Stored data:

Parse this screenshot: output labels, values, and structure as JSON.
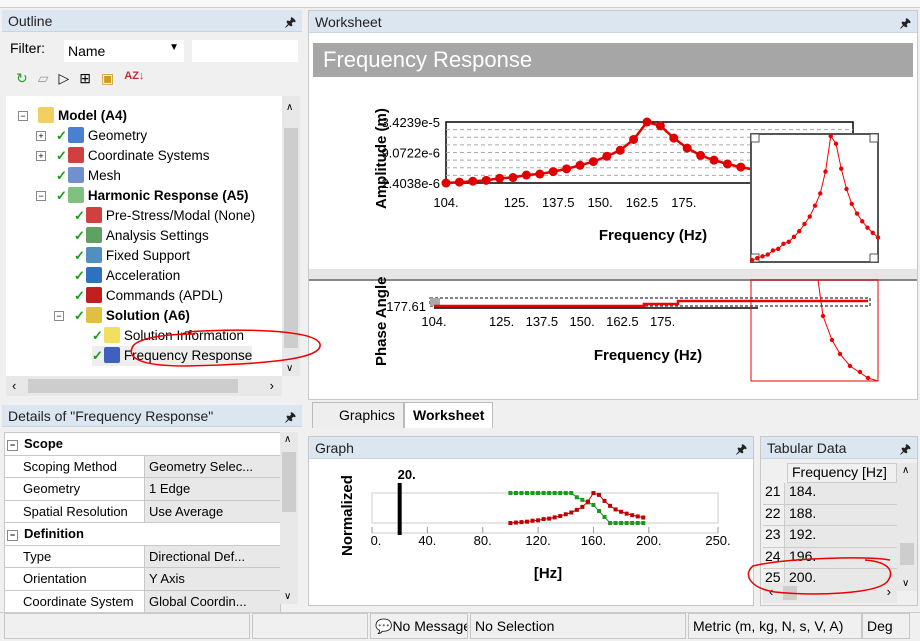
{
  "outline": {
    "title": "Outline",
    "filter_label": "Filter:",
    "filter_value": "Name",
    "tree": [
      {
        "label": "Model (A4)",
        "bold": true
      },
      {
        "label": "Geometry"
      },
      {
        "label": "Coordinate Systems"
      },
      {
        "label": "Mesh"
      },
      {
        "label": "Harmonic Response (A5)",
        "bold": true
      },
      {
        "label": "Pre-Stress/Modal (None)"
      },
      {
        "label": "Analysis Settings"
      },
      {
        "label": "Fixed Support"
      },
      {
        "label": "Acceleration"
      },
      {
        "label": "Commands (APDL)"
      },
      {
        "label": "Solution (A6)",
        "bold": true
      },
      {
        "label": "Solution Information"
      },
      {
        "label": "Frequency Response"
      }
    ]
  },
  "worksheet": {
    "title": "Worksheet",
    "heading": "Frequency Response"
  },
  "tabs": [
    {
      "label": "Graphics"
    },
    {
      "label": "Worksheet",
      "active": true
    }
  ],
  "details": {
    "title": "Details of \"Frequency Response\"",
    "rows": [
      {
        "category": "Scope"
      },
      {
        "name": "Scoping Method",
        "value": "Geometry Selec..."
      },
      {
        "name": "Geometry",
        "value": "1 Edge"
      },
      {
        "name": "Spatial Resolution",
        "value": "Use Average"
      },
      {
        "category": "Definition"
      },
      {
        "name": "Type",
        "value": "Directional Def..."
      },
      {
        "name": "Orientation",
        "value": "Y Axis"
      },
      {
        "name": "Coordinate System",
        "value": "Global Coordin..."
      }
    ]
  },
  "graph": {
    "title": "Graph",
    "ylabel": "Normalized",
    "xlabel": "[Hz]",
    "marker_label": "20.",
    "xticks": [
      "0.",
      "40.",
      "80.",
      "120.",
      "160.",
      "200.",
      "250."
    ]
  },
  "tabular": {
    "title": "Tabular Data",
    "column": "Frequency [Hz]",
    "rows": [
      {
        "n": "21",
        "f": "184."
      },
      {
        "n": "22",
        "f": "188."
      },
      {
        "n": "23",
        "f": "192."
      },
      {
        "n": "24",
        "f": "196."
      },
      {
        "n": "25",
        "f": "200."
      }
    ]
  },
  "status": {
    "messages": "No Messages",
    "selection": "No Selection",
    "units": "Metric (m, kg, N, s, V, A)",
    "angle": "Deg"
  },
  "chart_data": [
    {
      "type": "line",
      "title": "Amplitude",
      "xlabel": "Frequency (Hz)",
      "ylabel": "Amplitude (m)",
      "yscale": "log",
      "xticks": [
        "104.",
        "125.",
        "137.5",
        "150.",
        "162.5",
        "175."
      ],
      "yticks": [
        "3.4239e-5",
        "9.0722e-6",
        "2.4038e-6"
      ],
      "ylim": [
        2.4038e-06,
        3.4239e-05
      ],
      "xlim": [
        104,
        200
      ],
      "x": [
        104,
        108,
        112,
        116,
        120,
        124,
        128,
        132,
        136,
        140,
        144,
        148,
        152,
        156,
        160,
        164,
        168,
        172,
        176,
        180,
        184,
        188,
        192,
        196,
        200
      ],
      "values": [
        2.4e-06,
        2.5e-06,
        2.6e-06,
        2.7e-06,
        2.95e-06,
        3.05e-06,
        3.4e-06,
        3.55e-06,
        3.95e-06,
        4.45e-06,
        5.2e-06,
        6.1e-06,
        7.7e-06,
        1e-05,
        1.6e-05,
        3.42e-05,
        2.9e-05,
        1.7e-05,
        1.1e-05,
        8e-06,
        6.5e-06,
        5.5e-06,
        4.8e-06,
        4.3e-06,
        3.9e-06
      ],
      "color": "#e00000"
    },
    {
      "type": "line",
      "title": "Phase Angle",
      "xlabel": "Frequency (Hz)",
      "ylabel": "Phase Angle",
      "yticks": [
        "177.61"
      ],
      "xticks": [
        "104.",
        "125.",
        "137.5",
        "150.",
        "162.5",
        "175."
      ]
    }
  ]
}
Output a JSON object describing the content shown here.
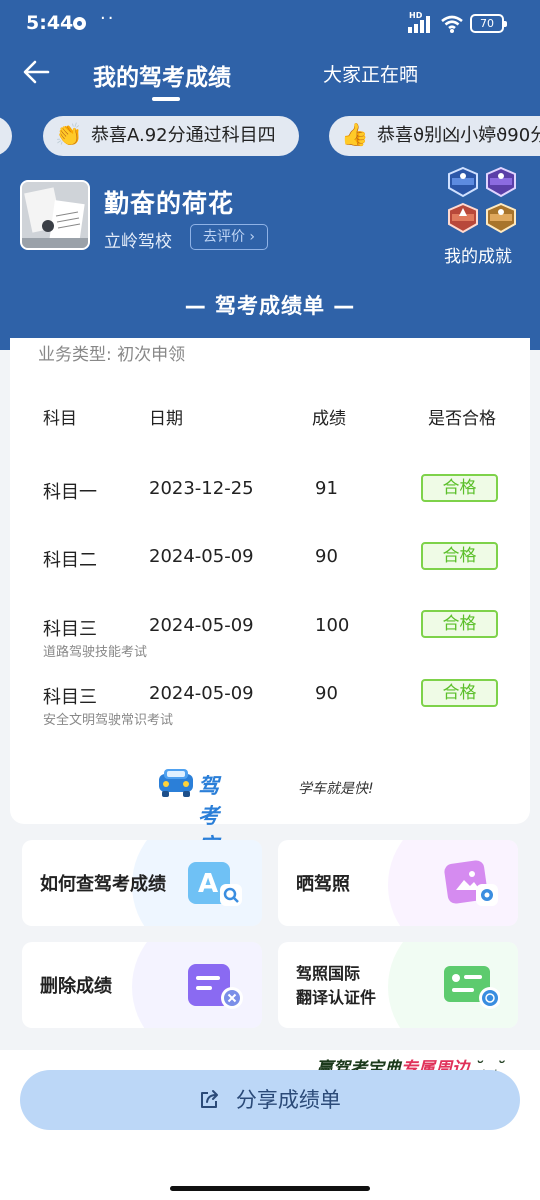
{
  "status_bar": {
    "time": "5:44",
    "more": "··",
    "network": "HD",
    "battery": "70"
  },
  "nav": {
    "title": "我的驾考成绩",
    "tab2": "大家正在晒"
  },
  "ticker": [
    {
      "emoji": "👏",
      "text": "恭喜A.92分通过科目四"
    },
    {
      "emoji": "👍",
      "text": "恭喜ϑ别凶小婷ϑ90分"
    }
  ],
  "user": {
    "name": "勤奋的荷花",
    "school": "立岭驾校",
    "rate_label": "去评价 ›",
    "achievements_label": "我的成就"
  },
  "section_title": "— 驾考成绩单 —",
  "scorecard": {
    "business_type": "业务类型: 初次申领",
    "headers": {
      "subject": "科目",
      "date": "日期",
      "score": "成绩",
      "passed": "是否合格"
    },
    "rows": [
      {
        "subject": "科目一",
        "date": "2023-12-25",
        "score": "91",
        "status": "合格",
        "note": ""
      },
      {
        "subject": "科目二",
        "date": "2024-05-09",
        "score": "90",
        "status": "合格",
        "note": ""
      },
      {
        "subject": "科目三",
        "date": "2024-05-09",
        "score": "100",
        "status": "合格",
        "note": "道路驾驶技能考试"
      },
      {
        "subject": "科目三",
        "date": "2024-05-09",
        "score": "90",
        "status": "合格",
        "note": "安全文明驾驶常识考试"
      }
    ],
    "brand": "驾考宝典",
    "slogan": "学车就是快!"
  },
  "tiles": {
    "query": "如何查驾考成绩",
    "show_license": "晒驾照",
    "delete": "删除成绩",
    "translate_line1": "驾照国际",
    "translate_line2": "翻译认证件"
  },
  "promo": {
    "prefix": "赢驾考宝典",
    "highlight": "专属周边"
  },
  "share_label": "分享成绩单",
  "colors": {
    "header_blue": "#2f62a8",
    "pass_green": "#5bbf2a",
    "share_button": "#bcd7f7"
  }
}
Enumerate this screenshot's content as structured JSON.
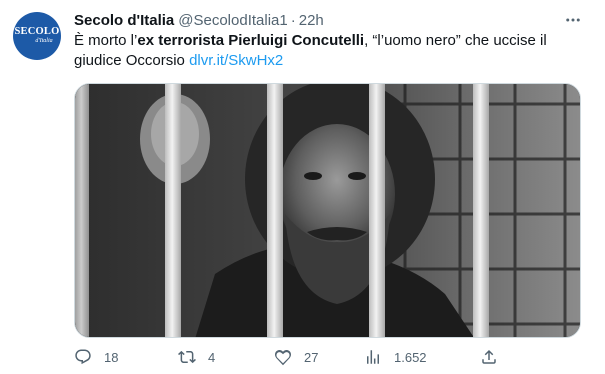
{
  "tweet": {
    "author_name": "Secolo d'Italia",
    "author_handle": "@SecolodItalia1",
    "separator": "·",
    "time": "22h",
    "avatar_logo": "SECOLO",
    "avatar_logo_sub": "d'Italia",
    "text_part1": "È morto l’",
    "text_bold": "ex terrorista Pierluigi Concutelli",
    "text_part2": ", “l’uomo nero” che uccise il giudice Occorsio ",
    "link_text": "dlvr.it/SkwHx2",
    "link_color": "#1d9bf0",
    "media_icon": "photo-prisoner-behind-bars"
  },
  "actions": {
    "reply_count": "18",
    "retweet_count": "4",
    "like_count": "27",
    "views_count": "1.652",
    "reply_icon": "reply-icon",
    "retweet_icon": "retweet-icon",
    "like_icon": "heart-icon",
    "views_icon": "views-icon",
    "share_icon": "share-icon"
  },
  "colors": {
    "text_primary": "#0f1419",
    "text_secondary": "#536471",
    "avatar_bg": "#1d5aa7"
  }
}
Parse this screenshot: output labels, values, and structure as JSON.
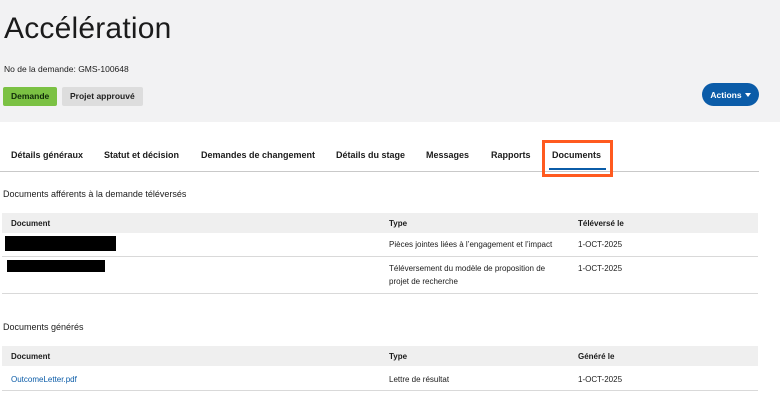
{
  "header": {
    "title": "Accélération",
    "request_number": "No de la demande: GMS-100648",
    "badges": [
      "Demande",
      "Projet approuvé"
    ],
    "actions_label": "Actions"
  },
  "tabs": [
    {
      "label": "Détails généraux"
    },
    {
      "label": "Statut et décision"
    },
    {
      "label": "Demandes de changement"
    },
    {
      "label": "Détails du stage"
    },
    {
      "label": "Messages"
    },
    {
      "label": "Rapports"
    },
    {
      "label": "Documents",
      "active": true
    }
  ],
  "uploaded": {
    "title": "Documents afférents à la demande téléversés",
    "columns": [
      "Document",
      "Type",
      "Téléversé le"
    ],
    "rows": [
      {
        "document": "",
        "redacted": true,
        "type": "Pièces jointes liées à l’engagement et l’impact",
        "date": "1-OCT-2025"
      },
      {
        "document": "",
        "redacted": true,
        "type_line1": "Téléversement du modèle de proposition de",
        "type_line2": "projet de recherche",
        "date": "1-OCT-2025"
      }
    ]
  },
  "generated": {
    "title": "Documents générés",
    "columns": [
      "Document",
      "Type",
      "Généré le"
    ],
    "rows": [
      {
        "document": "OutcomeLetter.pdf",
        "type": "Lettre de résultat",
        "date": "1-OCT-2025"
      }
    ]
  },
  "colors": {
    "accent": "#0b5ca8",
    "badge_green": "#7bc143",
    "highlight": "#ff5a1f"
  }
}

| Required work |
Write only the number of lines in the data above that include "content".

| The output |
2